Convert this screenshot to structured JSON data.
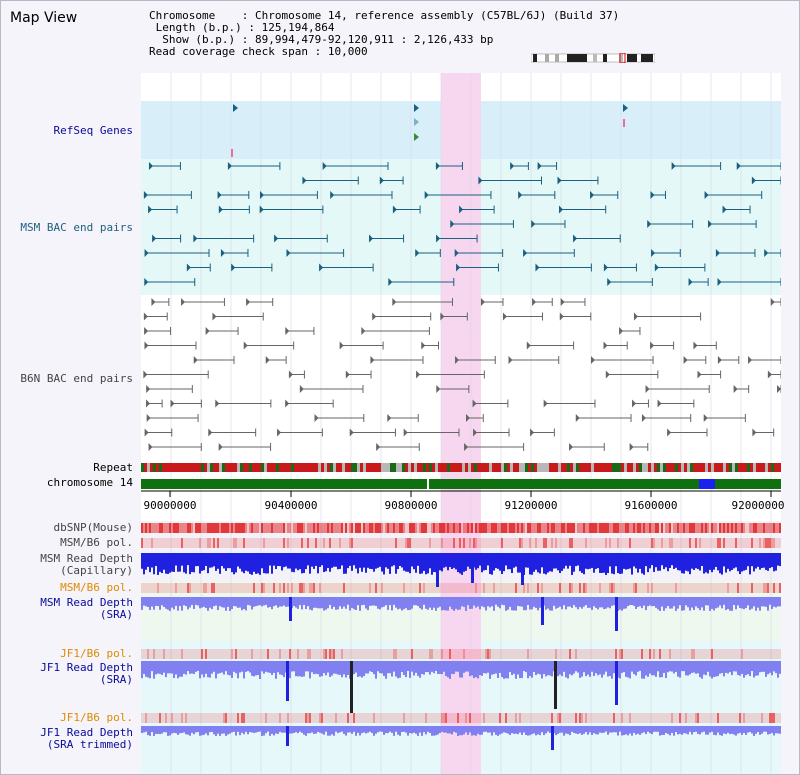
{
  "view_title": "Map View",
  "info": {
    "chromosome_key": "Chromosome",
    "chromosome_val": "Chromosome 14, reference assembly (C57BL/6J) (Build 37)",
    "length_key": "Length (b.p.)",
    "length_val": "125,194,864",
    "show_key": "Show (b.p.)",
    "show_val": "89,994,479-92,120,911 : 2,126,433 bp",
    "coverage_key": "Read coverage check span",
    "coverage_val": "10,000"
  },
  "tracks": {
    "refseq": "RefSeq Genes",
    "msm_bac": "MSM BAC end pairs",
    "b6n_bac": "B6N BAC end pairs",
    "repeat": "Repeat",
    "chromosome": "chromosome 14",
    "dbsnp": "dbSNP(Mouse)",
    "msm_b6_pol_1": "MSM/B6 pol.",
    "msm_read_depth_cap_1": "MSM Read Depth",
    "msm_read_depth_cap_2": "(Capillary)",
    "msm_b6_pol_2": "MSM/B6 pol.",
    "msm_read_depth_sra_1": "MSM Read Depth",
    "msm_read_depth_sra_2": "(SRA)",
    "jf1_b6_pol_1": "JF1/B6 pol.",
    "jf1_read_depth_sra_1": "JF1 Read Depth",
    "jf1_read_depth_sra_2": "(SRA)",
    "jf1_b6_pol_2": "JF1/B6 pol.",
    "jf1_read_depth_trim_1": "JF1 Read Depth",
    "jf1_read_depth_trim_2": "(SRA trimmed)"
  },
  "axis": {
    "ticks": [
      "90000000",
      "90400000",
      "90800000",
      "91200000",
      "91600000",
      "92000000"
    ]
  },
  "colors": {
    "highlight": "#f7d6ef",
    "refseq_bg": "#d8effa",
    "bac_bg": "#e4f8f8",
    "msm_line": "#1a6080",
    "b6n_line": "#666666",
    "chromosome_bar": "#107010",
    "depth_blue": "#2020e0",
    "depth_light": "#8080f0"
  }
}
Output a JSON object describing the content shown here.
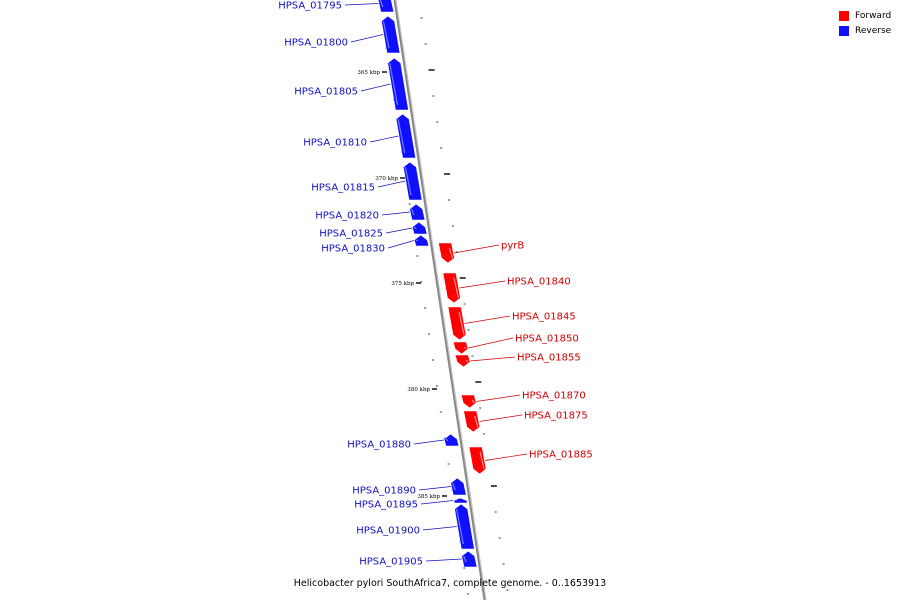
{
  "legend": {
    "forward_label": "Forward",
    "reverse_label": "Reverse",
    "forward_color": "#ff0000",
    "reverse_color": "#1010ff"
  },
  "caption": "Helicobacter pylori SouthAfrica7, complete genome. - 0..1653913",
  "scale_labels": [
    "365 kbp",
    "370 kbp",
    "375 kbp",
    "380 kbp",
    "385 kbp"
  ],
  "genes": [
    {
      "label": "HPSA_01795",
      "strand": "reverse"
    },
    {
      "label": "HPSA_01800",
      "strand": "reverse"
    },
    {
      "label": "HPSA_01805",
      "strand": "reverse"
    },
    {
      "label": "HPSA_01810",
      "strand": "reverse"
    },
    {
      "label": "HPSA_01815",
      "strand": "reverse"
    },
    {
      "label": "HPSA_01820",
      "strand": "reverse"
    },
    {
      "label": "HPSA_01825",
      "strand": "reverse"
    },
    {
      "label": "HPSA_01830",
      "strand": "reverse"
    },
    {
      "label": "pyrB",
      "strand": "forward"
    },
    {
      "label": "HPSA_01840",
      "strand": "forward"
    },
    {
      "label": "HPSA_01845",
      "strand": "forward"
    },
    {
      "label": "HPSA_01850",
      "strand": "forward"
    },
    {
      "label": "HPSA_01855",
      "strand": "forward"
    },
    {
      "label": "HPSA_01870",
      "strand": "forward"
    },
    {
      "label": "HPSA_01875",
      "strand": "forward"
    },
    {
      "label": "HPSA_01885",
      "strand": "forward"
    },
    {
      "label": "HPSA_01880",
      "strand": "reverse"
    },
    {
      "label": "HPSA_01890",
      "strand": "reverse"
    },
    {
      "label": "HPSA_01895",
      "strand": "reverse"
    },
    {
      "label": "HPSA_01900",
      "strand": "reverse"
    },
    {
      "label": "HPSA_01905",
      "strand": "reverse"
    }
  ]
}
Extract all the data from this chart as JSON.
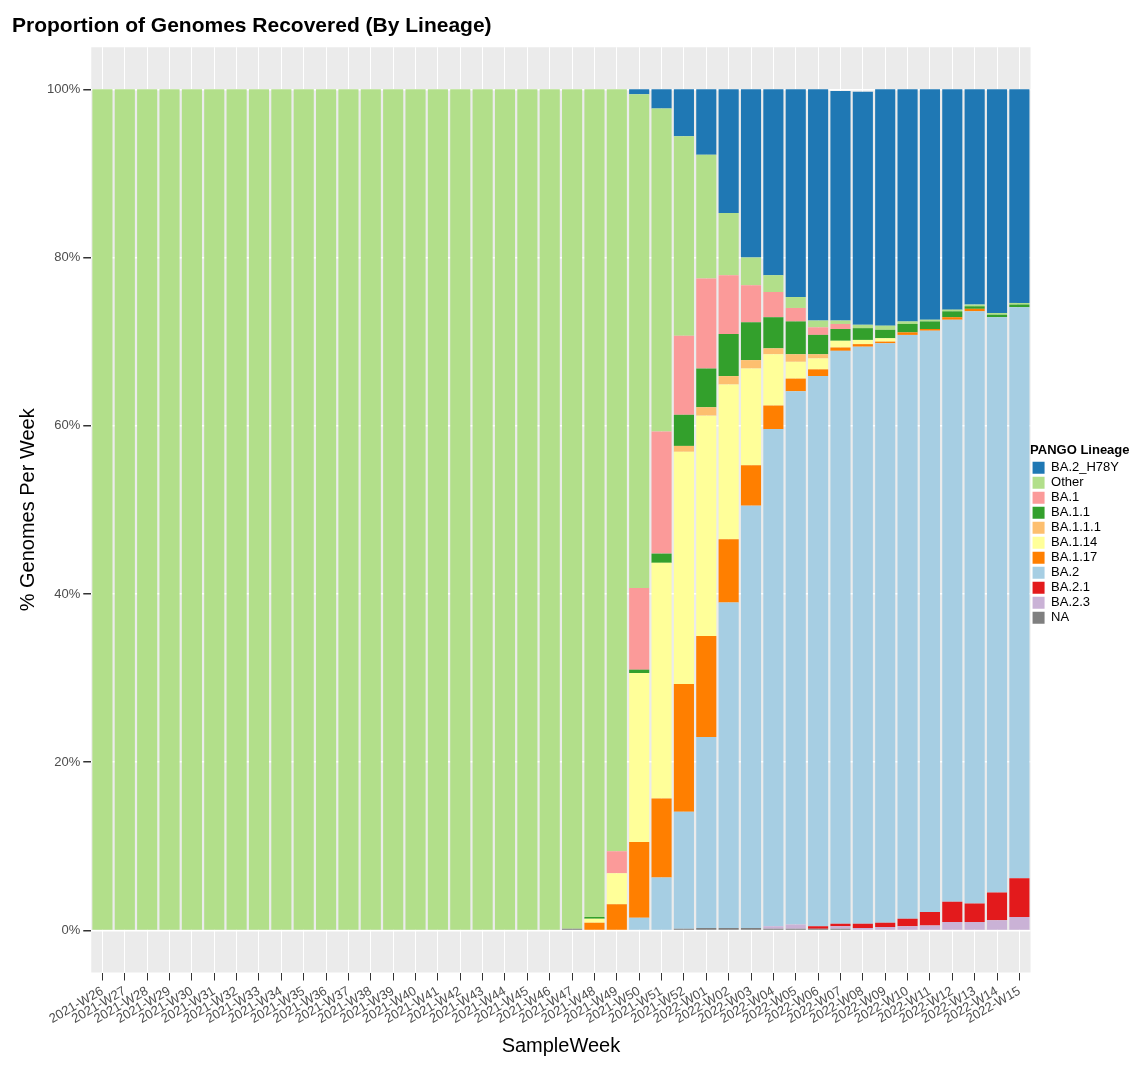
{
  "chart_data": {
    "type": "bar",
    "title": "Proportion of Genomes Recovered (By Lineage)",
    "xlabel": "SampleWeek",
    "ylabel": "% Genomes Per Week",
    "legend_title": "PANGO Lineage",
    "stacked": true,
    "grid": true,
    "legend": "right",
    "categories": [
      "2021-W26",
      "2021-W27",
      "2021-W28",
      "2021-W29",
      "2021-W30",
      "2021-W31",
      "2021-W32",
      "2021-W33",
      "2021-W34",
      "2021-W35",
      "2021-W36",
      "2021-W37",
      "2021-W38",
      "2021-W39",
      "2021-W40",
      "2021-W41",
      "2021-W42",
      "2021-W43",
      "2021-W44",
      "2021-W45",
      "2021-W46",
      "2021-W47",
      "2021-W48",
      "2021-W49",
      "2021-W50",
      "2021-W51",
      "2021-W52",
      "2022-W01",
      "2022-W02",
      "2022-W03",
      "2022-W04",
      "2022-W05",
      "2022-W06",
      "2022-W07",
      "2022-W08",
      "2022-W09",
      "2022-W10",
      "2022-W11",
      "2022-W12",
      "2022-W13",
      "2022-W14",
      "2022-W15"
    ],
    "ylim": [
      -5,
      105
    ],
    "yticks": [
      {
        "value": 0,
        "label": "0%"
      },
      {
        "value": 20,
        "label": "20%"
      },
      {
        "value": 40,
        "label": "40%"
      },
      {
        "value": 60,
        "label": "60%"
      },
      {
        "value": 80,
        "label": "80%"
      },
      {
        "value": 100,
        "label": "100%"
      }
    ],
    "series": [
      {
        "name": "NA",
        "color": "#7f7f7f",
        "values": [
          null,
          null,
          null,
          null,
          null,
          null,
          null,
          null,
          null,
          null,
          null,
          null,
          null,
          null,
          null,
          null,
          null,
          null,
          null,
          null,
          null,
          0.2,
          null,
          null,
          null,
          null,
          0.2,
          0.3,
          0.3,
          0.3,
          0.2,
          0.2,
          0.2,
          0.2,
          null,
          null,
          null,
          null,
          null,
          null,
          null,
          null
        ]
      },
      {
        "name": "BA.2.3",
        "color": "#cab2d6",
        "values": [
          null,
          null,
          null,
          null,
          null,
          null,
          null,
          null,
          null,
          null,
          null,
          null,
          null,
          null,
          null,
          null,
          null,
          null,
          null,
          null,
          null,
          null,
          null,
          null,
          null,
          null,
          null,
          null,
          null,
          null,
          0.3,
          0.5,
          null,
          0.3,
          0.3,
          0.4,
          0.5,
          0.6,
          1.0,
          1.0,
          1.2,
          1.6
        ]
      },
      {
        "name": "BA.2.1",
        "color": "#e31a1c",
        "values": [
          null,
          null,
          null,
          null,
          null,
          null,
          null,
          null,
          null,
          null,
          null,
          null,
          null,
          null,
          null,
          null,
          null,
          null,
          null,
          null,
          null,
          null,
          null,
          null,
          null,
          null,
          null,
          null,
          null,
          null,
          null,
          null,
          0.3,
          0.3,
          0.5,
          0.5,
          0.9,
          1.6,
          2.4,
          2.2,
          3.3,
          4.6
        ]
      },
      {
        "name": "BA.2",
        "color": "#a6cee3",
        "values": [
          null,
          null,
          null,
          null,
          null,
          null,
          null,
          null,
          null,
          null,
          null,
          null,
          null,
          null,
          null,
          null,
          null,
          null,
          null,
          null,
          null,
          null,
          null,
          null,
          1.5,
          6.3,
          13.9,
          22.7,
          38.7,
          50.2,
          59.1,
          63.4,
          65.4,
          68.1,
          68.6,
          68.9,
          69.4,
          69.1,
          69.2,
          70.4,
          68.4,
          67.9
        ]
      },
      {
        "name": "BA.1.17",
        "color": "#ff7f00",
        "values": [
          null,
          null,
          null,
          null,
          null,
          null,
          null,
          null,
          null,
          null,
          null,
          null,
          null,
          null,
          null,
          null,
          null,
          null,
          null,
          null,
          null,
          null,
          0.9,
          3.1,
          9.0,
          9.4,
          15.2,
          12.0,
          7.5,
          4.8,
          2.8,
          1.5,
          0.8,
          0.4,
          0.3,
          0.2,
          0.3,
          0.2,
          0.3,
          0.3,
          null,
          null
        ]
      },
      {
        "name": "BA.1.14",
        "color": "#ffff99",
        "values": [
          null,
          null,
          null,
          null,
          null,
          null,
          null,
          null,
          null,
          null,
          null,
          null,
          null,
          null,
          null,
          null,
          null,
          null,
          null,
          null,
          null,
          null,
          0.5,
          3.7,
          20.1,
          28.0,
          27.6,
          26.2,
          18.4,
          11.5,
          6.1,
          2.0,
          1.3,
          0.8,
          0.5,
          0.4,
          null,
          null,
          null,
          null,
          null,
          null
        ]
      },
      {
        "name": "BA.1.1.1",
        "color": "#fdbf6f",
        "values": [
          null,
          null,
          null,
          null,
          null,
          null,
          null,
          null,
          null,
          null,
          null,
          null,
          null,
          null,
          null,
          null,
          null,
          null,
          null,
          null,
          null,
          null,
          null,
          null,
          null,
          null,
          0.7,
          1.0,
          1.0,
          1.0,
          0.7,
          0.9,
          0.5,
          null,
          null,
          null,
          null,
          null,
          null,
          null,
          null,
          null
        ]
      },
      {
        "name": "BA.1.1",
        "color": "#33a02c",
        "values": [
          null,
          null,
          null,
          null,
          null,
          null,
          null,
          null,
          null,
          null,
          null,
          null,
          null,
          null,
          null,
          null,
          null,
          null,
          null,
          null,
          null,
          null,
          0.2,
          null,
          0.4,
          1.1,
          3.7,
          4.6,
          5.0,
          4.5,
          3.7,
          3.9,
          2.3,
          1.4,
          1.4,
          1.0,
          1.0,
          0.9,
          0.7,
          0.3,
          0.3,
          0.3
        ]
      },
      {
        "name": "BA.1",
        "color": "#fb9a99",
        "values": [
          null,
          null,
          null,
          null,
          null,
          null,
          null,
          null,
          null,
          null,
          null,
          null,
          null,
          null,
          null,
          null,
          null,
          null,
          null,
          null,
          null,
          null,
          null,
          2.6,
          9.7,
          14.5,
          9.4,
          10.7,
          7.0,
          4.4,
          3.0,
          1.6,
          0.9,
          0.6,
          null,
          null,
          null,
          null,
          null,
          null,
          null,
          null
        ]
      },
      {
        "name": "Other",
        "color": "#b2df8a",
        "values": [
          100,
          100,
          100,
          100,
          100,
          100,
          100,
          100,
          100,
          100,
          100,
          100,
          100,
          100,
          100,
          100,
          100,
          100,
          100,
          100,
          100,
          99.8,
          98.4,
          90.6,
          58.7,
          38.4,
          23.7,
          14.7,
          7.4,
          3.3,
          2.0,
          1.3,
          0.8,
          0.4,
          0.4,
          0.5,
          0.3,
          0.2,
          0.2,
          0.2,
          0.2,
          0.2
        ]
      },
      {
        "name": "BA.2_H78Y",
        "color": "#1f78b4",
        "values": [
          null,
          null,
          null,
          null,
          null,
          null,
          null,
          null,
          null,
          null,
          null,
          null,
          null,
          null,
          null,
          null,
          null,
          null,
          null,
          null,
          null,
          null,
          null,
          null,
          0.6,
          2.3,
          5.6,
          7.8,
          14.7,
          20.0,
          22.1,
          24.7,
          27.5,
          27.3,
          27.7,
          28.1,
          27.6,
          27.4,
          26.2,
          25.6,
          26.6,
          25.4
        ]
      }
    ]
  }
}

(ABOUT THIS EXERCISE)
Could you filter the material above and copy each line that holds the word "JSON"?

(ANSWER TO THIS TASK)
Convert this screenshot to structured JSON data.
Output a JSON object describing the content shown here.
Extract all the data from this chart as JSON.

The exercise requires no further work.